**Goal**. In your copy, leave out the pictures; write out all the data exactly.

**Working data**.
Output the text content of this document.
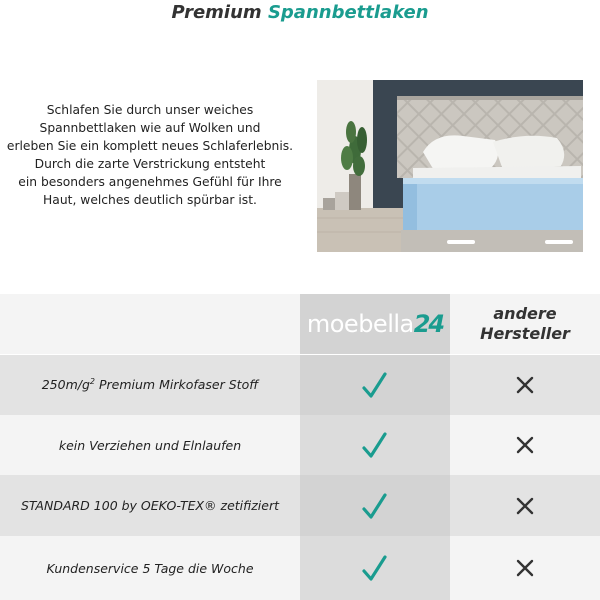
Premium Spannbettlaken
Schlafen Sie durch unser weiches
Spannbettlaken wie auf Wolken und
erleben Sie ein komplett neues Schlaferlebnis.
Durch die zarte Verstrickung entsteht
ein besonders angenehmes Gefühl für Ihre
Haut, welches deutlich spürbar ist.
moebella24	andere
Hersteller
$250m/g^2$ Premium Mirkofaser Stoff
kein Verziehen und Elnlaufen
STANDARD 100 by OEKO-TEX® zetifiziert
Kundenservice 5 Tage die Woche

**Response to this task**.
Output the text content of this document.
Premium Spannbettlaken
Schlafen Sie durch unser weiches
Spannbettlaken wie auf Wolken und
erleben Sie ein komplett neues Schlaferlebnis.
Durch die zarte Verstrickung entsteht
ein besonders angenehmes Gefühl für Ihre
Haut, welches deutlich spürbar ist.
moebella24	andere
Hersteller
$250m/g^2$ Premium Mirkofaser Stoff
kein Verziehen und Elnlaufen
STANDARD 100 by OEKO-TEX® zetifiziert
Kundenservice 5 Tage die Woche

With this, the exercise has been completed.